>> begin

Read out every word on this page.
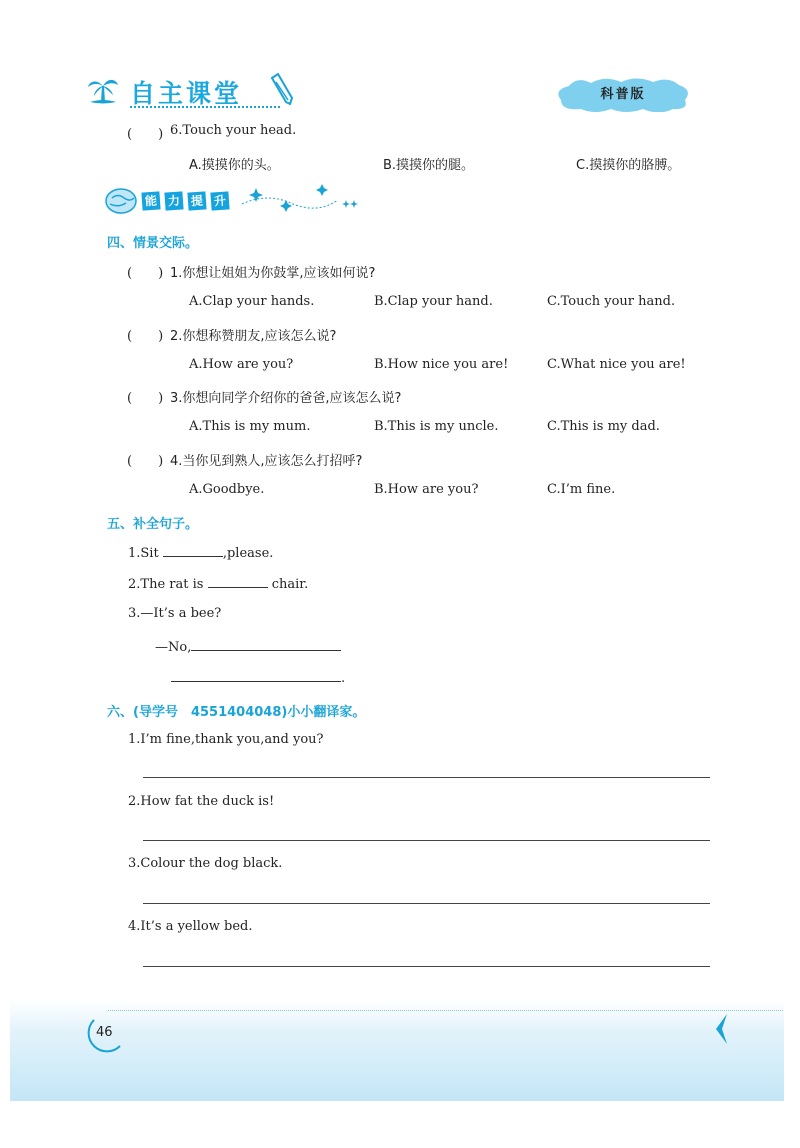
自主课堂	科普版
(　　) 6.Touch your head.
A.摸摸你的头。	B.摸摸你的腿。	C.摸摸你的胳膊。
能 力 提 升
四、情景交际。
(　　) 1.你想让姐姐为你鼓掌,应该如何说?
A.Clap your hands.	B.Clap your hand.	C.Touch your hand.
(　　) 2.你想称赞朋友,应该怎么说?
A.How are you?	B.How nice you are!	C.What nice you are!
(　　) 3.你想向同学介绍你的爸爸,应该怎么说?
A.This is my mum.	B.This is my uncle.	C.This is my dad.
(　　) 4.当你见到熟人,应该怎么打招呼?
A.Goodbye.	B.How are you?	C.I’m fine.
五、补全句子。
1.Sit	,please.
2.The rat is	chair.
3.—It’s a bee?
—No,
.
六、(导学号　4551404048)小小翻译家。
1.I’m fine,thank you,and you?
2.How fat the duck is!
3.Colour the dog black.
4.It’s a yellow bed.
46
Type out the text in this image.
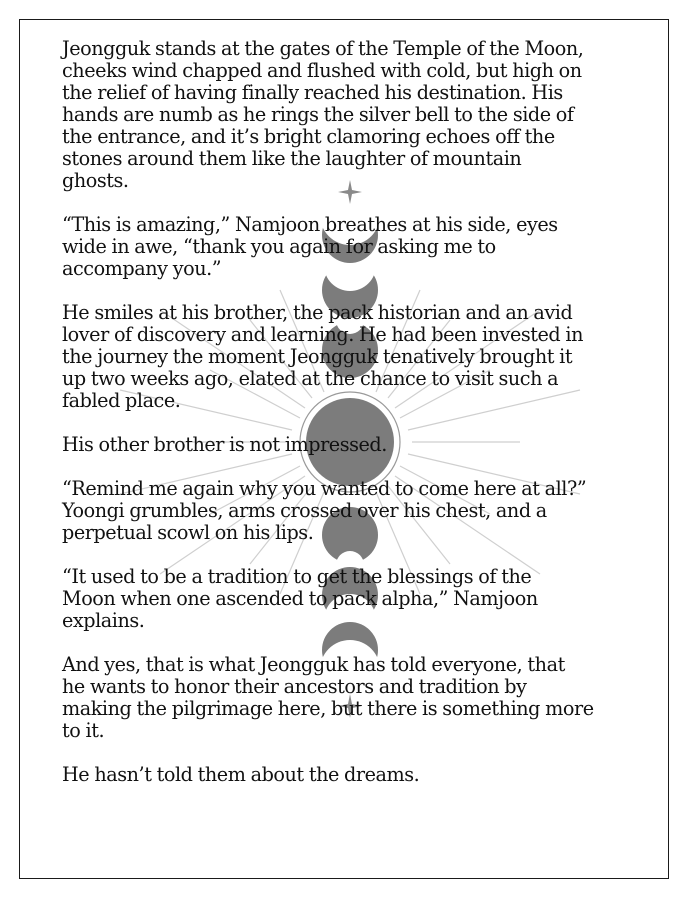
Jeongguk stands at the gates of the Temple of the Moon,
cheeks wind chapped and flushed with cold, but high on
the relief of having finally reached his destination. His
hands are numb as he rings the silver bell to the side of
the entrance, and it’s bright clamoring echoes off the
stones around them like the laughter of mountain
ghosts.

“This is amazing,” Namjoon breathes at his side, eyes
wide in awe, “thank you again for asking me to
accompany you.”

He smiles at his brother, the pack historian and an avid
lover of discovery and learning. He had been invested in
the journey the moment Jeongguk tenatively brought it
up two weeks ago, elated at the chance to visit such a
fabled place.

His other brother is not impressed.

“Remind me again why you wanted to come here at all?”
Yoongi grumbles, arms crossed over his chest, and a
perpetual scowl on his lips.

“It used to be a tradition to get the blessings of the
Moon when one ascended to pack alpha,” Namjoon
explains.

And yes, that is what Jeongguk has told everyone, that
he wants to honor their ancestors and tradition by
making the pilgrimage here, but there is something more
to it.

He hasn’t told them about the dreams.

>> end

In the material above, show every line where the word "your" turns up.

(　　) 6.Touch your head.
A.Clap your hands.	B.Clap your hand.	C.Touch your hand.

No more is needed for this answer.